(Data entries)
====================
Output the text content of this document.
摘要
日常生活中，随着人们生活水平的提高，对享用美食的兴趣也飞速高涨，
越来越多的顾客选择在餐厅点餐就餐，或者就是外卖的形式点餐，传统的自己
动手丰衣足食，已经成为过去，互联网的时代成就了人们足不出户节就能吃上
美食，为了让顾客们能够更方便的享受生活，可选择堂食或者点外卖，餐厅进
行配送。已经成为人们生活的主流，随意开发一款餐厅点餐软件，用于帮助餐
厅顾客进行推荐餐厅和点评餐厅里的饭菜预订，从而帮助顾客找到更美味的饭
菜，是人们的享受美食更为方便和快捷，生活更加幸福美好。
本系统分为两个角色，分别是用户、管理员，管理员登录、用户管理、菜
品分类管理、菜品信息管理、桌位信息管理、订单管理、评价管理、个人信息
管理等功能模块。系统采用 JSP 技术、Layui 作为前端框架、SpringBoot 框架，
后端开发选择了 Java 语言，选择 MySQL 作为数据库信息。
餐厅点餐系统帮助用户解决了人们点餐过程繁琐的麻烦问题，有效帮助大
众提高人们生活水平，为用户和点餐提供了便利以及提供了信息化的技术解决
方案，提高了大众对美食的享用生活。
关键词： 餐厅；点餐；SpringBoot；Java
====================
_Your instructions_
Return each entry from the material above exactly as it appears.

_Output of the task_
Output the text content of this document.
摘要
日常生活中，随着人们生活水平的提高，对享用美食的兴趣也飞速高涨，
越来越多的顾客选择在餐厅点餐就餐，或者就是外卖的形式点餐，传统的自己
动手丰衣足食，已经成为过去，互联网的时代成就了人们足不出户节就能吃上
美食，为了让顾客们能够更方便的享受生活，可选择堂食或者点外卖，餐厅进
行配送。已经成为人们生活的主流，随意开发一款餐厅点餐软件，用于帮助餐
厅顾客进行推荐餐厅和点评餐厅里的饭菜预订，从而帮助顾客找到更美味的饭
菜，是人们的享受美食更为方便和快捷，生活更加幸福美好。
本系统分为两个角色，分别是用户、管理员，管理员登录、用户管理、菜
品分类管理、菜品信息管理、桌位信息管理、订单管理、评价管理、个人信息
管理等功能模块。系统采用 JSP 技术、Layui 作为前端框架、SpringBoot 框架，
后端开发选择了 Java 语言，选择 MySQL 作为数据库信息。
餐厅点餐系统帮助用户解决了人们点餐过程繁琐的麻烦问题，有效帮助大
众提高人们生活水平，为用户和点餐提供了便利以及提供了信息化的技术解决
方案，提高了大众对美食的享用生活。
关键词： 餐厅；点餐；SpringBoot；Java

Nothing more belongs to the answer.